--- Start of DATA SHOWN ---
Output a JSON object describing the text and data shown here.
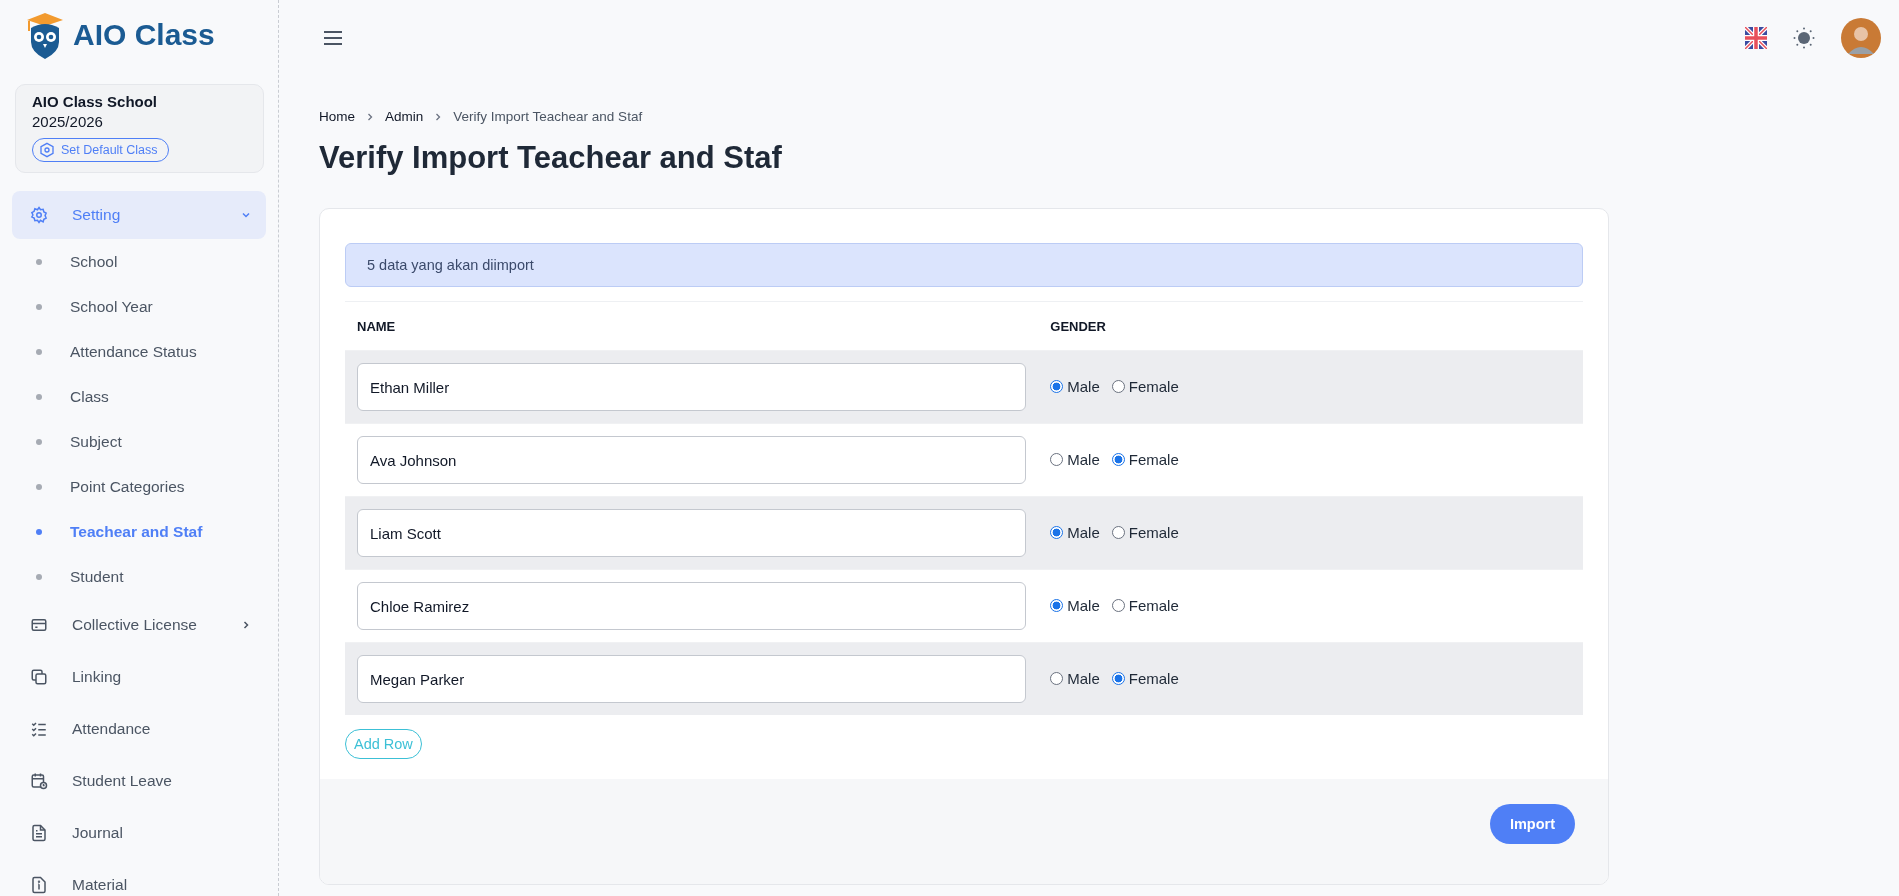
{
  "sidebar": {
    "logo": {
      "text": "AIO Class"
    },
    "school_card": {
      "name": "AIO Class School",
      "year": "2025/2026",
      "button": "Set Default Class"
    },
    "menu": [
      {
        "label": "Setting",
        "expanded": true,
        "children": [
          {
            "label": "School",
            "selected": false
          },
          {
            "label": "School Year",
            "selected": false
          },
          {
            "label": "Attendance Status",
            "selected": false
          },
          {
            "label": "Class",
            "selected": false
          },
          {
            "label": "Subject",
            "selected": false
          },
          {
            "label": "Point Categories",
            "selected": false
          },
          {
            "label": "Teachear and Staf",
            "selected": true
          },
          {
            "label": "Student",
            "selected": false
          }
        ]
      },
      {
        "label": "Collective License",
        "expanded": false
      },
      {
        "label": "Linking"
      },
      {
        "label": "Attendance"
      },
      {
        "label": "Student Leave"
      },
      {
        "label": "Journal"
      },
      {
        "label": "Material"
      }
    ]
  },
  "breadcrumb": [
    "Home",
    "Admin",
    "Verify Import Teachear and Staf"
  ],
  "title": "Verify Import Teachear and Staf",
  "alert": "5 data yang akan diimport",
  "table": {
    "columns": [
      "NAME",
      "GENDER"
    ],
    "rows": [
      {
        "name": "Ethan Miller",
        "gender": [
          {
            "label": "Male",
            "selected": true
          },
          {
            "label": "Female",
            "selected": false
          }
        ]
      },
      {
        "name": "Ava Johnson",
        "gender": [
          {
            "label": "Male",
            "selected": false
          },
          {
            "label": "Female",
            "selected": true
          }
        ]
      },
      {
        "name": "Liam Scott",
        "gender": [
          {
            "label": "Male",
            "selected": true
          },
          {
            "label": "Female",
            "selected": false
          }
        ]
      },
      {
        "name": "Chloe Ramirez",
        "gender": [
          {
            "label": "Male",
            "selected": true
          },
          {
            "label": "Female",
            "selected": false
          }
        ]
      },
      {
        "name": "Megan Parker",
        "gender": [
          {
            "label": "Male",
            "selected": false
          },
          {
            "label": "Female",
            "selected": true
          }
        ]
      }
    ]
  },
  "add_row_button": "Add Row",
  "import_button": "Import"
}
--- End of DATA SHOWN ---
#### SHORT PROBLEM
Filter out every line that lacks the word "text", and copy the rest.

#### ANSWER FOR THIS EXERCISE
Output a JSON object describing the text and data shown here.
      "text": "AIO Class"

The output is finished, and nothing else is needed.